--- start of Listed records ---
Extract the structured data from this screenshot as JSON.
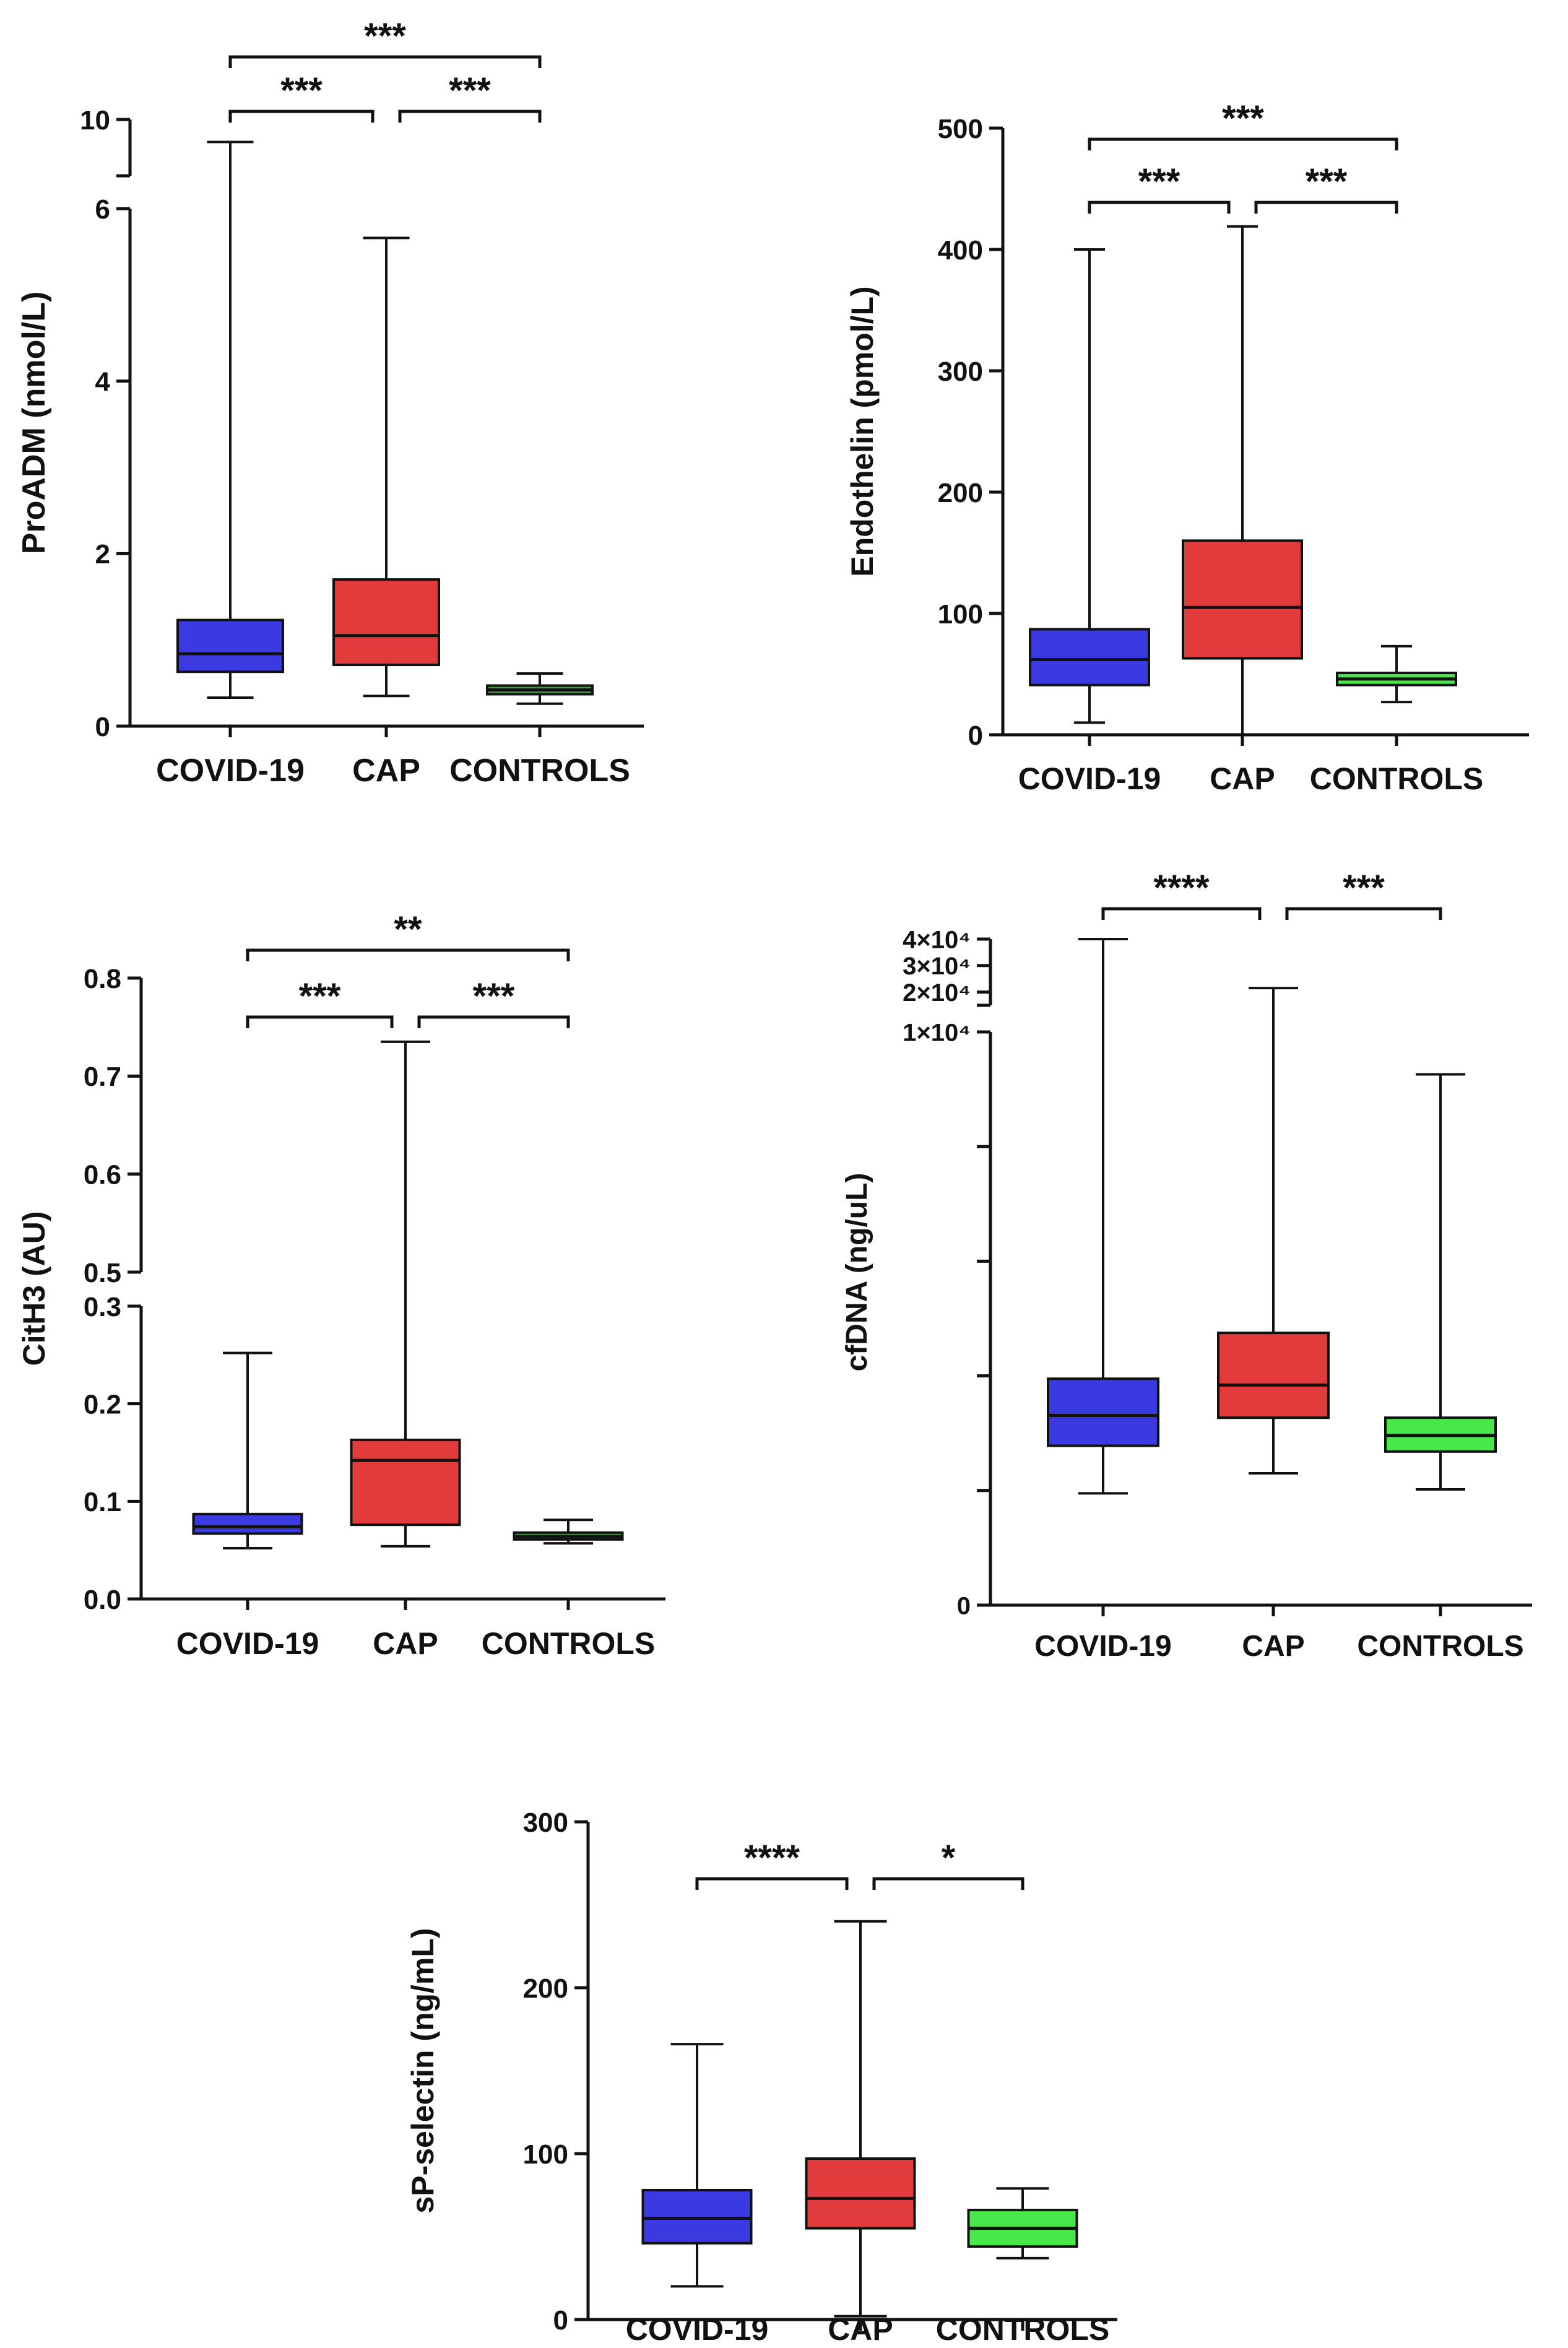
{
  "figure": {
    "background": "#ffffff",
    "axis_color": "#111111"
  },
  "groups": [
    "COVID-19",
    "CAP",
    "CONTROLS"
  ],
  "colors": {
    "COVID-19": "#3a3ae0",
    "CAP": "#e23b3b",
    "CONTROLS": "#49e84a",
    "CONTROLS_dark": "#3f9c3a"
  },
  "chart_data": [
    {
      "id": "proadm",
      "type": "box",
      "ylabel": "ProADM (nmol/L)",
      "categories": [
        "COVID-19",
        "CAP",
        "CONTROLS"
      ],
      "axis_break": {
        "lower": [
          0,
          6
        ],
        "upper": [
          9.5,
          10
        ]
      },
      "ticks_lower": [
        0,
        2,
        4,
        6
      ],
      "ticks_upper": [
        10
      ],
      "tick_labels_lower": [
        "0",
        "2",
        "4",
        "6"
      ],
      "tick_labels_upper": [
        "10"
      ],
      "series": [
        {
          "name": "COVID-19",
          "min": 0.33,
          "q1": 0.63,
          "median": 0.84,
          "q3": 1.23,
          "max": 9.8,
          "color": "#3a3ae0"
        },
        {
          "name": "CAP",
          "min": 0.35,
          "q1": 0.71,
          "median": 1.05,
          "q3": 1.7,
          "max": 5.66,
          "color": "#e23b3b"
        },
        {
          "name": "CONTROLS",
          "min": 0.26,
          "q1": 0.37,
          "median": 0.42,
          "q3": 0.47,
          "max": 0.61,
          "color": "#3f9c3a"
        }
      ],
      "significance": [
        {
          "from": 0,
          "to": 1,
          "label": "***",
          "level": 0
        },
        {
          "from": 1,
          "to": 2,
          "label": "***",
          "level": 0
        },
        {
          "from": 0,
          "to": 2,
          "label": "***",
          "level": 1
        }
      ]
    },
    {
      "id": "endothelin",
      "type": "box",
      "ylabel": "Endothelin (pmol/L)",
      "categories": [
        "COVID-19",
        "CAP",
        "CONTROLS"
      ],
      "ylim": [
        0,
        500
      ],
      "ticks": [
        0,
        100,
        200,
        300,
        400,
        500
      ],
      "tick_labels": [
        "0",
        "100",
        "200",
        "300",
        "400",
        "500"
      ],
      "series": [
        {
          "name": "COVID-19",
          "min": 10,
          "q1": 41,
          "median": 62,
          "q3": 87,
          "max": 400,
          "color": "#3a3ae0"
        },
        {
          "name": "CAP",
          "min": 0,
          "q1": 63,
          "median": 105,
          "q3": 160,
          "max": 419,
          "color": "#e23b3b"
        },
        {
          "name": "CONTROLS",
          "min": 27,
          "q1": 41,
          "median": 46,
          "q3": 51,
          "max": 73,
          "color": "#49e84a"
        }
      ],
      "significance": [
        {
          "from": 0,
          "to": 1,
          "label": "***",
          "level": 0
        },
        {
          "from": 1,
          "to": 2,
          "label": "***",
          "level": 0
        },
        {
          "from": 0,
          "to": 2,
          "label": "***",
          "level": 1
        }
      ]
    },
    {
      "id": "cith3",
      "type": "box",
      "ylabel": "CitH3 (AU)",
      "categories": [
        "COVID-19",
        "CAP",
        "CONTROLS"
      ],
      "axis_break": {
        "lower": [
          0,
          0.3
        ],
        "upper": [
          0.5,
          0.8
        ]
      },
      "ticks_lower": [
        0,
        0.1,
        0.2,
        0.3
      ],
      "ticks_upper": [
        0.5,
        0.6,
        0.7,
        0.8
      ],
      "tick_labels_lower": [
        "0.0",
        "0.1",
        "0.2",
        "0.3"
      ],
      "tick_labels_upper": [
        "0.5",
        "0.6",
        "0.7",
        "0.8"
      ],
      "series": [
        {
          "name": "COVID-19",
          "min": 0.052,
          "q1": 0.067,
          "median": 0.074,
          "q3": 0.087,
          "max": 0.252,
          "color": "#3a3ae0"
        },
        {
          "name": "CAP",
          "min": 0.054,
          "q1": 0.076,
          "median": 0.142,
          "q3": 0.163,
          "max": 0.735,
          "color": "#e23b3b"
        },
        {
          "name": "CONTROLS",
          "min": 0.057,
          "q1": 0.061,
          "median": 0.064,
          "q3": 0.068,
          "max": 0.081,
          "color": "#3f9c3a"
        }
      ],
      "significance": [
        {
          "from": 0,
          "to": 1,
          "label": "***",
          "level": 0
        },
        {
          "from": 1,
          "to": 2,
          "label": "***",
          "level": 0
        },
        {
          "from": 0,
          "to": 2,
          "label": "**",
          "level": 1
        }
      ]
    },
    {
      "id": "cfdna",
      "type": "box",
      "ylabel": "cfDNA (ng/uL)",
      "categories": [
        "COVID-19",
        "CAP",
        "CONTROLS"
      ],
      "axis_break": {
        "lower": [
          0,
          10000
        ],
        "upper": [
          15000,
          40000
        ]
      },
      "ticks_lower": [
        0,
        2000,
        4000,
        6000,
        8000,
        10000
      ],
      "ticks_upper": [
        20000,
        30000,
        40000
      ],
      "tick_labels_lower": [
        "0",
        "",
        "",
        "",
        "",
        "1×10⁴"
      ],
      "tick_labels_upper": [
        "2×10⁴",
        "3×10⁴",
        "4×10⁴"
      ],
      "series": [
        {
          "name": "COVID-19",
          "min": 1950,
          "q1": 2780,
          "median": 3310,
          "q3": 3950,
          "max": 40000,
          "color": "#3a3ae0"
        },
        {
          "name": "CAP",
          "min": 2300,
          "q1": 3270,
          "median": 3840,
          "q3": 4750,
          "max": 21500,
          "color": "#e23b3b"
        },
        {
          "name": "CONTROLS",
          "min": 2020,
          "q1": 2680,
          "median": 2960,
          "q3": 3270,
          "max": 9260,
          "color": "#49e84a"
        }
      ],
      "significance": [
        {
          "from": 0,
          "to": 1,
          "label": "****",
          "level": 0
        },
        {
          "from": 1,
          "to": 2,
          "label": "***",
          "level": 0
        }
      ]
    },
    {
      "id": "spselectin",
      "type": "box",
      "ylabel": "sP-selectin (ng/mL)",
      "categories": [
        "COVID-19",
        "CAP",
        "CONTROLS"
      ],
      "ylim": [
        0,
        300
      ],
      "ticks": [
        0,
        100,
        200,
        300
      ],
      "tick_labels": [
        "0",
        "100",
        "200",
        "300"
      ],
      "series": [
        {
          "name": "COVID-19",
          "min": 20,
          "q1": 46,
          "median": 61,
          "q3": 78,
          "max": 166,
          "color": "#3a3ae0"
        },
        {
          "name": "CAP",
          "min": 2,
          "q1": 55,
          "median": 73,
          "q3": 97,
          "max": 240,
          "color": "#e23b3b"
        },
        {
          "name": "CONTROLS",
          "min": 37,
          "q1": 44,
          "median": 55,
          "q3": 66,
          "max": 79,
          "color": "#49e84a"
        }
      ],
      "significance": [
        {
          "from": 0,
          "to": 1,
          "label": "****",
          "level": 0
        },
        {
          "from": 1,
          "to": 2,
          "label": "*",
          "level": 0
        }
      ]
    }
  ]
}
--- end of Listed records ---
Your copy should match the records word for word, with the pictures removed.

Extract the structured data from this screenshot as JSON.
{
  "figure": {
    "background": "#ffffff",
    "axis_color": "#111111"
  },
  "groups": [
    "COVID-19",
    "CAP",
    "CONTROLS"
  ],
  "colors": {
    "COVID-19": "#3a3ae0",
    "CAP": "#e23b3b",
    "CONTROLS": "#49e84a",
    "CONTROLS_dark": "#3f9c3a"
  },
  "chart_data": [
    {
      "id": "proadm",
      "type": "box",
      "ylabel": "ProADM (nmol/L)",
      "categories": [
        "COVID-19",
        "CAP",
        "CONTROLS"
      ],
      "axis_break": {
        "lower": [
          0,
          6
        ],
        "upper": [
          9.5,
          10
        ]
      },
      "ticks_lower": [
        0,
        2,
        4,
        6
      ],
      "ticks_upper": [
        10
      ],
      "tick_labels_lower": [
        "0",
        "2",
        "4",
        "6"
      ],
      "tick_labels_upper": [
        "10"
      ],
      "series": [
        {
          "name": "COVID-19",
          "min": 0.33,
          "q1": 0.63,
          "median": 0.84,
          "q3": 1.23,
          "max": 9.8,
          "color": "#3a3ae0"
        },
        {
          "name": "CAP",
          "min": 0.35,
          "q1": 0.71,
          "median": 1.05,
          "q3": 1.7,
          "max": 5.66,
          "color": "#e23b3b"
        },
        {
          "name": "CONTROLS",
          "min": 0.26,
          "q1": 0.37,
          "median": 0.42,
          "q3": 0.47,
          "max": 0.61,
          "color": "#3f9c3a"
        }
      ],
      "significance": [
        {
          "from": 0,
          "to": 1,
          "label": "***",
          "level": 0
        },
        {
          "from": 1,
          "to": 2,
          "label": "***",
          "level": 0
        },
        {
          "from": 0,
          "to": 2,
          "label": "***",
          "level": 1
        }
      ]
    },
    {
      "id": "endothelin",
      "type": "box",
      "ylabel": "Endothelin (pmol/L)",
      "categories": [
        "COVID-19",
        "CAP",
        "CONTROLS"
      ],
      "ylim": [
        0,
        500
      ],
      "ticks": [
        0,
        100,
        200,
        300,
        400,
        500
      ],
      "tick_labels": [
        "0",
        "100",
        "200",
        "300",
        "400",
        "500"
      ],
      "series": [
        {
          "name": "COVID-19",
          "min": 10,
          "q1": 41,
          "median": 62,
          "q3": 87,
          "max": 400,
          "color": "#3a3ae0"
        },
        {
          "name": "CAP",
          "min": 0,
          "q1": 63,
          "median": 105,
          "q3": 160,
          "max": 419,
          "color": "#e23b3b"
        },
        {
          "name": "CONTROLS",
          "min": 27,
          "q1": 41,
          "median": 46,
          "q3": 51,
          "max": 73,
          "color": "#49e84a"
        }
      ],
      "significance": [
        {
          "from": 0,
          "to": 1,
          "label": "***",
          "level": 0
        },
        {
          "from": 1,
          "to": 2,
          "label": "***",
          "level": 0
        },
        {
          "from": 0,
          "to": 2,
          "label": "***",
          "level": 1
        }
      ]
    },
    {
      "id": "cith3",
      "type": "box",
      "ylabel": "CitH3 (AU)",
      "categories": [
        "COVID-19",
        "CAP",
        "CONTROLS"
      ],
      "axis_break": {
        "lower": [
          0,
          0.3
        ],
        "upper": [
          0.5,
          0.8
        ]
      },
      "ticks_lower": [
        0,
        0.1,
        0.2,
        0.3
      ],
      "ticks_upper": [
        0.5,
        0.6,
        0.7,
        0.8
      ],
      "tick_labels_lower": [
        "0.0",
        "0.1",
        "0.2",
        "0.3"
      ],
      "tick_labels_upper": [
        "0.5",
        "0.6",
        "0.7",
        "0.8"
      ],
      "series": [
        {
          "name": "COVID-19",
          "min": 0.052,
          "q1": 0.067,
          "median": 0.074,
          "q3": 0.087,
          "max": 0.252,
          "color": "#3a3ae0"
        },
        {
          "name": "CAP",
          "min": 0.054,
          "q1": 0.076,
          "median": 0.142,
          "q3": 0.163,
          "max": 0.735,
          "color": "#e23b3b"
        },
        {
          "name": "CONTROLS",
          "min": 0.057,
          "q1": 0.061,
          "median": 0.064,
          "q3": 0.068,
          "max": 0.081,
          "color": "#3f9c3a"
        }
      ],
      "significance": [
        {
          "from": 0,
          "to": 1,
          "label": "***",
          "level": 0
        },
        {
          "from": 1,
          "to": 2,
          "label": "***",
          "level": 0
        },
        {
          "from": 0,
          "to": 2,
          "label": "**",
          "level": 1
        }
      ]
    },
    {
      "id": "cfdna",
      "type": "box",
      "ylabel": "cfDNA (ng/uL)",
      "categories": [
        "COVID-19",
        "CAP",
        "CONTROLS"
      ],
      "axis_break": {
        "lower": [
          0,
          10000
        ],
        "upper": [
          15000,
          40000
        ]
      },
      "ticks_lower": [
        0,
        2000,
        4000,
        6000,
        8000,
        10000
      ],
      "ticks_upper": [
        20000,
        30000,
        40000
      ],
      "tick_labels_lower": [
        "0",
        "",
        "",
        "",
        "",
        "1×10⁴"
      ],
      "tick_labels_upper": [
        "2×10⁴",
        "3×10⁴",
        "4×10⁴"
      ],
      "series": [
        {
          "name": "COVID-19",
          "min": 1950,
          "q1": 2780,
          "median": 3310,
          "q3": 3950,
          "max": 40000,
          "color": "#3a3ae0"
        },
        {
          "name": "CAP",
          "min": 2300,
          "q1": 3270,
          "median": 3840,
          "q3": 4750,
          "max": 21500,
          "color": "#e23b3b"
        },
        {
          "name": "CONTROLS",
          "min": 2020,
          "q1": 2680,
          "median": 2960,
          "q3": 3270,
          "max": 9260,
          "color": "#49e84a"
        }
      ],
      "significance": [
        {
          "from": 0,
          "to": 1,
          "label": "****",
          "level": 0
        },
        {
          "from": 1,
          "to": 2,
          "label": "***",
          "level": 0
        }
      ]
    },
    {
      "id": "spselectin",
      "type": "box",
      "ylabel": "sP-selectin (ng/mL)",
      "categories": [
        "COVID-19",
        "CAP",
        "CONTROLS"
      ],
      "ylim": [
        0,
        300
      ],
      "ticks": [
        0,
        100,
        200,
        300
      ],
      "tick_labels": [
        "0",
        "100",
        "200",
        "300"
      ],
      "series": [
        {
          "name": "COVID-19",
          "min": 20,
          "q1": 46,
          "median": 61,
          "q3": 78,
          "max": 166,
          "color": "#3a3ae0"
        },
        {
          "name": "CAP",
          "min": 2,
          "q1": 55,
          "median": 73,
          "q3": 97,
          "max": 240,
          "color": "#e23b3b"
        },
        {
          "name": "CONTROLS",
          "min": 37,
          "q1": 44,
          "median": 55,
          "q3": 66,
          "max": 79,
          "color": "#49e84a"
        }
      ],
      "significance": [
        {
          "from": 0,
          "to": 1,
          "label": "****",
          "level": 0
        },
        {
          "from": 1,
          "to": 2,
          "label": "*",
          "level": 0
        }
      ]
    }
  ]
}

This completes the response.